◆ Task prompt
Extract every line of the material that holds the string "RMSE".

┌──

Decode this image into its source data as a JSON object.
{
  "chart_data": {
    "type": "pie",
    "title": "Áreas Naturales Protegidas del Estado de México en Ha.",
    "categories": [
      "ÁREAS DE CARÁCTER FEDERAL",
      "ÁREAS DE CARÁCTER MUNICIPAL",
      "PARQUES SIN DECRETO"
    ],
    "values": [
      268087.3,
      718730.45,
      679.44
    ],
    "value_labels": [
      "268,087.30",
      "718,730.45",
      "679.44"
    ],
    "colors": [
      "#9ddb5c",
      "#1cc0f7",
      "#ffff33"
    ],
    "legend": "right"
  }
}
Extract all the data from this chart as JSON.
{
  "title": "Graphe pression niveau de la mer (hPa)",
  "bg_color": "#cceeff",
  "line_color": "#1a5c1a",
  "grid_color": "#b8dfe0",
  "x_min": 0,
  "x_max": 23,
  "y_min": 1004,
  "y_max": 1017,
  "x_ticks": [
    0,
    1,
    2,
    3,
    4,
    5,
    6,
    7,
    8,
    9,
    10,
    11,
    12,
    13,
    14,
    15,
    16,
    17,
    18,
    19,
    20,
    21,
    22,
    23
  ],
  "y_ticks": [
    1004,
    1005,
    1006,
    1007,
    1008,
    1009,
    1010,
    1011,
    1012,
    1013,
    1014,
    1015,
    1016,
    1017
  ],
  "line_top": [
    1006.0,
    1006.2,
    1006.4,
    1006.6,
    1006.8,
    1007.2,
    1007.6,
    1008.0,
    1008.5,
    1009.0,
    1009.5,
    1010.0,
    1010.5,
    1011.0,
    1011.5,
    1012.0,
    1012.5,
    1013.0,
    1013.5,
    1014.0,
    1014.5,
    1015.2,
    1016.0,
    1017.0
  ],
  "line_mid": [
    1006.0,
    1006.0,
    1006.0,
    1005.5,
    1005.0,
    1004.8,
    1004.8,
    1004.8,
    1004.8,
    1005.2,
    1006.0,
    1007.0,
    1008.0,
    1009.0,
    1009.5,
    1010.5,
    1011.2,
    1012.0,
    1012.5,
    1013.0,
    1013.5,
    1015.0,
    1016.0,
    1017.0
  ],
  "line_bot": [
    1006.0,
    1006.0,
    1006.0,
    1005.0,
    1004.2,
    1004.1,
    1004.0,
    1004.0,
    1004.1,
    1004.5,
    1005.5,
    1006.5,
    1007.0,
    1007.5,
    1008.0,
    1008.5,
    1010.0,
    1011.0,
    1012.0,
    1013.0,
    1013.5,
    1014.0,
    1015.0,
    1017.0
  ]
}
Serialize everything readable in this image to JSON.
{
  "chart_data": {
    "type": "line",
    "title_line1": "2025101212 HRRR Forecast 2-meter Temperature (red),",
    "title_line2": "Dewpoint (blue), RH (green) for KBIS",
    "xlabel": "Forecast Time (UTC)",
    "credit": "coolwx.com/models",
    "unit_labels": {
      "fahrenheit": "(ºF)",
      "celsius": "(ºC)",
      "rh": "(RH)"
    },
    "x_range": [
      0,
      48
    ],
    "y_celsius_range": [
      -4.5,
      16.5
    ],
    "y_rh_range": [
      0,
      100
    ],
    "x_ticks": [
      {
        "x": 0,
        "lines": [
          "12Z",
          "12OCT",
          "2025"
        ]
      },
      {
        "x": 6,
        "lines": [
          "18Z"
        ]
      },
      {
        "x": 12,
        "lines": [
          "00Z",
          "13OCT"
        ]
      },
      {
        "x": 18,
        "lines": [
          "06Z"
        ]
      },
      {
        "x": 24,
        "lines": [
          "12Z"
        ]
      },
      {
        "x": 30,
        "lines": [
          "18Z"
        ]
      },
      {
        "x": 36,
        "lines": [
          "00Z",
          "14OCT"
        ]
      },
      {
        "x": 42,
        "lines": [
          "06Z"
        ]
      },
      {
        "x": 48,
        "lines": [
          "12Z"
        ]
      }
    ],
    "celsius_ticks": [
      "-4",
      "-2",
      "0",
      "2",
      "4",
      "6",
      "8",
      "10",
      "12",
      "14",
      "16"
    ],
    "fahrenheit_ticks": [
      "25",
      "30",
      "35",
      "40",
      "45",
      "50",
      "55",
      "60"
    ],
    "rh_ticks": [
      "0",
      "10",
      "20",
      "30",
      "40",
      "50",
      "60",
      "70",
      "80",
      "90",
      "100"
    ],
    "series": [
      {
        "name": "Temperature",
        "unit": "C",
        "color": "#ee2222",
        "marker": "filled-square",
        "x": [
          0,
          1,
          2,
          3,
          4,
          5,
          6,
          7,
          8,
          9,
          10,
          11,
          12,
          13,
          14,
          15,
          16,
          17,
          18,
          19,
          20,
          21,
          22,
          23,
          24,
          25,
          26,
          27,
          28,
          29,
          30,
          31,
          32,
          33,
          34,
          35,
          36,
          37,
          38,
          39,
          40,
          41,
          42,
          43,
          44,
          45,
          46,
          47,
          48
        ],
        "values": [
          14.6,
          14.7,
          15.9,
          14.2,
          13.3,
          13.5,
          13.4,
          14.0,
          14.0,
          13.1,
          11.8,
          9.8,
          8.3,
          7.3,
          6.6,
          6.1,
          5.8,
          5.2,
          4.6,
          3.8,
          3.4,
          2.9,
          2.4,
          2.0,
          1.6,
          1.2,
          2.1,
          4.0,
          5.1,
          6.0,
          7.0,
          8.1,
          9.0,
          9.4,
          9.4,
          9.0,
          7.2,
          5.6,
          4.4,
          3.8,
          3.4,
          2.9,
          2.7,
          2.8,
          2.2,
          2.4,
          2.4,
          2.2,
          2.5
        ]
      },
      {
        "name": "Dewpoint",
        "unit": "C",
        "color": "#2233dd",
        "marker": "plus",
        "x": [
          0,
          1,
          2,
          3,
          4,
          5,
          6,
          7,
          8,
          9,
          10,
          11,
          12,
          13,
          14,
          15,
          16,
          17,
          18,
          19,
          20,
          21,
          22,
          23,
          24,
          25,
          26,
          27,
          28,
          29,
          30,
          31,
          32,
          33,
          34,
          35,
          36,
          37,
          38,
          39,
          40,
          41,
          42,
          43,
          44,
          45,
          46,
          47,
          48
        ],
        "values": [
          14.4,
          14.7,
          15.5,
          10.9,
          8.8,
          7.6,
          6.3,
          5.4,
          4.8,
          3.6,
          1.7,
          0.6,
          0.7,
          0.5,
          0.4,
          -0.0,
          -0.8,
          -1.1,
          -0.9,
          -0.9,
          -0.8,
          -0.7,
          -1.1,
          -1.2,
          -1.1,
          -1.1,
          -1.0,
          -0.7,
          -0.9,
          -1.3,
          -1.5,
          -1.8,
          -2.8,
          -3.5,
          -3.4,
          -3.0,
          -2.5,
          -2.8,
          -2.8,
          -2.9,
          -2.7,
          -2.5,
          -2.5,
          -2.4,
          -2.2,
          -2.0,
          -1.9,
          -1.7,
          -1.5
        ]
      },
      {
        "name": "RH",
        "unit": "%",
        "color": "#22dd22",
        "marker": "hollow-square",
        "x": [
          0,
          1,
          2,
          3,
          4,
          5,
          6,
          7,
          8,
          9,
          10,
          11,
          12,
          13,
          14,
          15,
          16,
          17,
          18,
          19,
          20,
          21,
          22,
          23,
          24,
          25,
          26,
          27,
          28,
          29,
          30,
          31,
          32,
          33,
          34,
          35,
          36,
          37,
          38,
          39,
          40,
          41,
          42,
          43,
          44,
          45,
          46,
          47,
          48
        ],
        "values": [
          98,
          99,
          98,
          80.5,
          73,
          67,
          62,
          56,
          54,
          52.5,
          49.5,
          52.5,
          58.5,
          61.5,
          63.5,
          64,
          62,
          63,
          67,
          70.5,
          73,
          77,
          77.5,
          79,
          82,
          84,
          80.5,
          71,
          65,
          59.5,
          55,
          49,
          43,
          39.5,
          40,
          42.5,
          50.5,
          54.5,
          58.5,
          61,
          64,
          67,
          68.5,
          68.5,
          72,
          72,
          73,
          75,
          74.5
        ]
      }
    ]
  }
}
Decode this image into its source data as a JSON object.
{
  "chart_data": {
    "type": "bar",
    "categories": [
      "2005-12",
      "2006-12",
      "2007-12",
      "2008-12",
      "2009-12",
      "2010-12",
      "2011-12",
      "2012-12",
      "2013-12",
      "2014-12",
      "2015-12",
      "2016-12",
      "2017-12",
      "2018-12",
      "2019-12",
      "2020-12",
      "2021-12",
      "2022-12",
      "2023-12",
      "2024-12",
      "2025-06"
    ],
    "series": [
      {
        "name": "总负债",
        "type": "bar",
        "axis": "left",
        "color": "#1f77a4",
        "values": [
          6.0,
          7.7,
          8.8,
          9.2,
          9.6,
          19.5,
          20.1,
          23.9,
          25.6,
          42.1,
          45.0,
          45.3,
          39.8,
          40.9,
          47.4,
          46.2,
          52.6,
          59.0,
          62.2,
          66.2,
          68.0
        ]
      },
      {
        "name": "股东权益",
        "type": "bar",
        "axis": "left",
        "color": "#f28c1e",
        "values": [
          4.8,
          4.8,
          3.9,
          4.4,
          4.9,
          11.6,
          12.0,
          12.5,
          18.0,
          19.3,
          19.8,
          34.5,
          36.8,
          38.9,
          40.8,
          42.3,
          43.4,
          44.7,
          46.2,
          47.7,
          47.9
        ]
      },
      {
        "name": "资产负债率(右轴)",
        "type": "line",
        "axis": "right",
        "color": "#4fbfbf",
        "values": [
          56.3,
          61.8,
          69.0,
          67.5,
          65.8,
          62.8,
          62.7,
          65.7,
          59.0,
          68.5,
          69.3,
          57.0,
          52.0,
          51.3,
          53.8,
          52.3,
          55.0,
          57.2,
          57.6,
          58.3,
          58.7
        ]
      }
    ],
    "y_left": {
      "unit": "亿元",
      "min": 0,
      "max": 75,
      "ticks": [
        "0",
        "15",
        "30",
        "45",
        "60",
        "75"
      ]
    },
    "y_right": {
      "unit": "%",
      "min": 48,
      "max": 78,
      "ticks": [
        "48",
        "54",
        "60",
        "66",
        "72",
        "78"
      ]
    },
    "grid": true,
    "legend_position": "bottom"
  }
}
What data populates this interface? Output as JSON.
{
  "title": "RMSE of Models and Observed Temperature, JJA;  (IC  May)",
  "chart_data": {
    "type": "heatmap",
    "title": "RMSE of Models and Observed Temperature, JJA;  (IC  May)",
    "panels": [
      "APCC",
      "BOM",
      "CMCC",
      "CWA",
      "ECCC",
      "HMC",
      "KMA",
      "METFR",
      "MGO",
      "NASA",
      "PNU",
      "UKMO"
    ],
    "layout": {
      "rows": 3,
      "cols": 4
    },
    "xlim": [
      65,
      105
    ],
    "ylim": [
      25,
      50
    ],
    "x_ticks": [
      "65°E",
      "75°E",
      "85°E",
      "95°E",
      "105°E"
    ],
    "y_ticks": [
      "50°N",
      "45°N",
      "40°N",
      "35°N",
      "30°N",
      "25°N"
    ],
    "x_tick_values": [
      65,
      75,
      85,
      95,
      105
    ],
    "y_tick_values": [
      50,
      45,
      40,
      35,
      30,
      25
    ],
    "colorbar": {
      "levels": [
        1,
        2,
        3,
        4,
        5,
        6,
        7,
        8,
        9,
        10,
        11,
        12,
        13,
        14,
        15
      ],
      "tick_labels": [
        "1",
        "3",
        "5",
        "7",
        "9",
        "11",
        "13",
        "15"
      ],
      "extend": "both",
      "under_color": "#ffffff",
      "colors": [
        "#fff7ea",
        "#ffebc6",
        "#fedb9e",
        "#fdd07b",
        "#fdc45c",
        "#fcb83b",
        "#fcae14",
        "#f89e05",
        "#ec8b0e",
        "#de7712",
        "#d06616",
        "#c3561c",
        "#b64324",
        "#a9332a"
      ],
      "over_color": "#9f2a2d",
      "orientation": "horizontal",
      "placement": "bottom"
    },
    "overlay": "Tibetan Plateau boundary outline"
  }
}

└──

◆ Solution for this problem
  "title": "RMSE of Models and Observed Temperature, JJA;  (IC  May)",
    "title": "RMSE of Models and Observed Temperature, JJA;  (IC  May)",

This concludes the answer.